[START OF Data rows]
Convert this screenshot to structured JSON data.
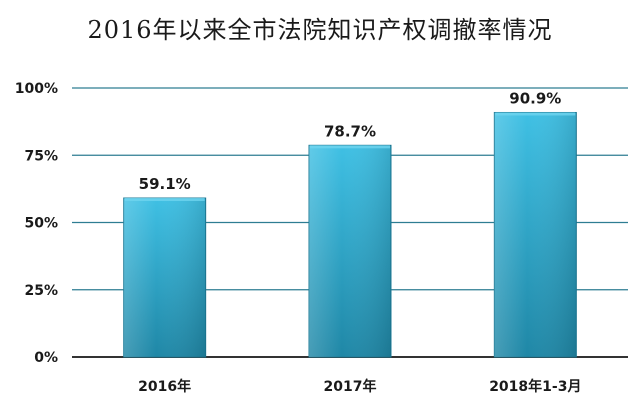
{
  "chart_data": {
    "type": "bar",
    "title": "2016年以来全市法院知识产权调撤率情况",
    "categories": [
      "2016年",
      "2017年",
      "2018年1-3月"
    ],
    "values": [
      59.1,
      78.7,
      90.9
    ],
    "data_labels": [
      "59.1%",
      "78.7%",
      "90.9%"
    ],
    "xlabel": "",
    "ylabel": "",
    "ylim": [
      0,
      100
    ],
    "yticks": [
      0,
      25,
      50,
      75,
      100
    ],
    "ytick_labels": [
      "0%",
      "25%",
      "50%",
      "75%",
      "100%"
    ],
    "grid": true,
    "legend": "none",
    "colors": {
      "bar_top": "#3fc0e4",
      "bar_bottom": "#1f87a6",
      "bar_edge": "#1b7a96",
      "gridline": "#2e7d92",
      "axis": "#333333"
    }
  }
}
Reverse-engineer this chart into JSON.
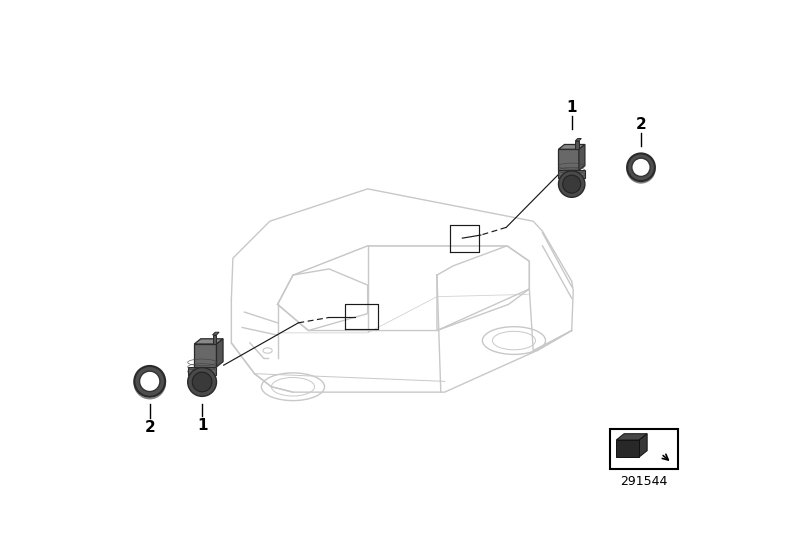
{
  "background_color": "#ffffff",
  "catalog_number": "291544",
  "figsize": [
    8.0,
    5.6
  ],
  "dpi": 100,
  "car_color": "#c8c8c8",
  "part_dark": "#545454",
  "part_mid": "#686868",
  "part_light": "#888888",
  "edge_color": "#2a2a2a",
  "line_color": "#1a1a1a",
  "label_fs": 11
}
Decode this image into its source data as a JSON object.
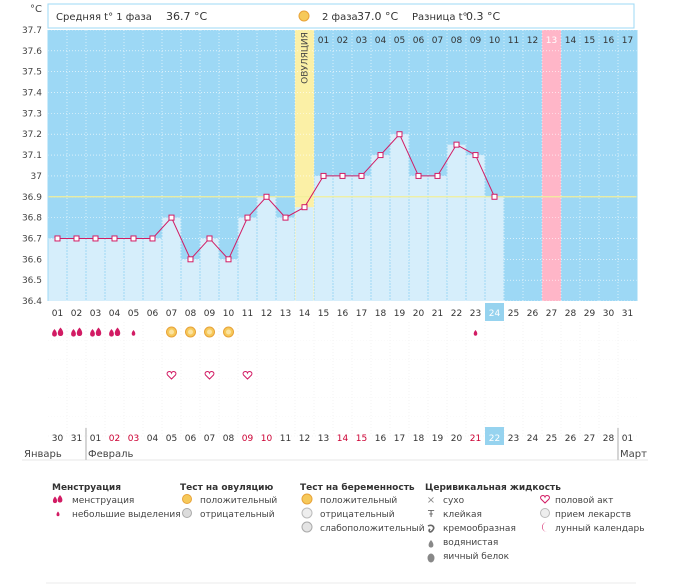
{
  "header": {
    "unit": "°C",
    "phase1_label": "Средняя t° 1 фаза",
    "phase1_value": "36.7 °C",
    "phase2_label": "2 фаза",
    "phase2_value": "37.0 °C",
    "diff_label": "Разница t°",
    "diff_value": "0.3 °C"
  },
  "colors": {
    "phase1_bg": "#9dd8f5",
    "phase2_bg": "#9dd8f5",
    "ovulation_bg": "#fbf0a6",
    "highlight_bg": "#ffb6c8",
    "bar_fill": "#d6eefb",
    "line": "#d21c64",
    "today": "#96d3ef",
    "red_text": "#cc0033"
  },
  "chart_data": {
    "type": "line",
    "ylabel": "°C",
    "ylim": [
      36.4,
      37.7
    ],
    "yticks": [
      "36.4",
      "36.5",
      "36.6",
      "36.7",
      "36.8",
      "36.9",
      "37",
      "37.1",
      "37.2",
      "37.3",
      "37.4",
      "37.5",
      "37.6",
      "37.7"
    ],
    "cycle_days": [
      "01",
      "02",
      "03",
      "04",
      "05",
      "06",
      "07",
      "08",
      "09",
      "10",
      "11",
      "12",
      "13",
      "14",
      "15",
      "16",
      "17",
      "18",
      "19",
      "20",
      "21",
      "22",
      "23",
      "24",
      "25",
      "26",
      "27",
      "28",
      "29",
      "30",
      "31"
    ],
    "temperatures": [
      36.7,
      36.7,
      36.7,
      36.7,
      36.7,
      36.7,
      36.8,
      36.6,
      36.7,
      36.6,
      36.8,
      36.9,
      36.8,
      36.85,
      37.0,
      37.0,
      37.0,
      37.1,
      37.2,
      37.0,
      37.0,
      37.15,
      37.1,
      36.9
    ],
    "coverline": 36.9,
    "ovulation_day_index": 13,
    "ovulation_label": "ОВУЛЯЦИЯ",
    "phase2_day_labels": [
      "01",
      "02",
      "03",
      "04",
      "05",
      "06",
      "07",
      "08",
      "09",
      "10",
      "11",
      "12",
      "13",
      "14",
      "15",
      "16",
      "17"
    ],
    "phase2_highlight_index": 12,
    "today_index": 23,
    "calendar_dates": [
      "30",
      "31",
      "01",
      "02",
      "03",
      "04",
      "05",
      "06",
      "07",
      "08",
      "09",
      "10",
      "11",
      "12",
      "13",
      "14",
      "15",
      "16",
      "17",
      "18",
      "19",
      "20",
      "21",
      "22",
      "23",
      "24",
      "25",
      "26",
      "27",
      "28",
      "01"
    ],
    "calendar_weekend": [
      false,
      false,
      false,
      true,
      true,
      false,
      false,
      false,
      false,
      false,
      true,
      true,
      false,
      false,
      false,
      true,
      true,
      false,
      false,
      false,
      false,
      false,
      true,
      true,
      false,
      false,
      false,
      false,
      false,
      false,
      false
    ],
    "months": [
      {
        "label": "Январь",
        "index": 0
      },
      {
        "label": "Февраль",
        "index": 2
      },
      {
        "label": "Март",
        "index": 30
      }
    ],
    "menstruation": [
      "heavy",
      "heavy",
      "heavy",
      "heavy",
      "light",
      null,
      null,
      null,
      null,
      null,
      null,
      null,
      null,
      null,
      null,
      null,
      null,
      null,
      null,
      null,
      null,
      null,
      "light",
      null
    ],
    "ovulation_tests": [
      null,
      null,
      null,
      null,
      null,
      null,
      "positive",
      "positive",
      "positive",
      "positive"
    ],
    "intercourse": [
      null,
      null,
      null,
      null,
      null,
      null,
      true,
      null,
      true,
      null,
      true
    ]
  },
  "legend": {
    "menstruation": {
      "title": "Менструация",
      "items": [
        "менструация",
        "небольшие выделения"
      ]
    },
    "ovulation_test": {
      "title": "Тест на овуляцию",
      "items": [
        "положительный",
        "отрицательный"
      ]
    },
    "pregnancy_test": {
      "title": "Тест на беременность",
      "items": [
        "положительный",
        "отрицательный",
        "слабоположительный"
      ]
    },
    "cervical": {
      "title": "Церивикальная жидкость",
      "items": [
        "сухо",
        "клейкая",
        "кремообразная",
        "водянистая",
        "яичный белок"
      ]
    },
    "other": {
      "items": [
        "половой акт",
        "прием лекарств",
        "лунный календарь"
      ]
    }
  }
}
[END OF Data rows]
**Exercise prompt**. Count how many lines of the listing above include "into" and report that number alone.

**Complete response**. 2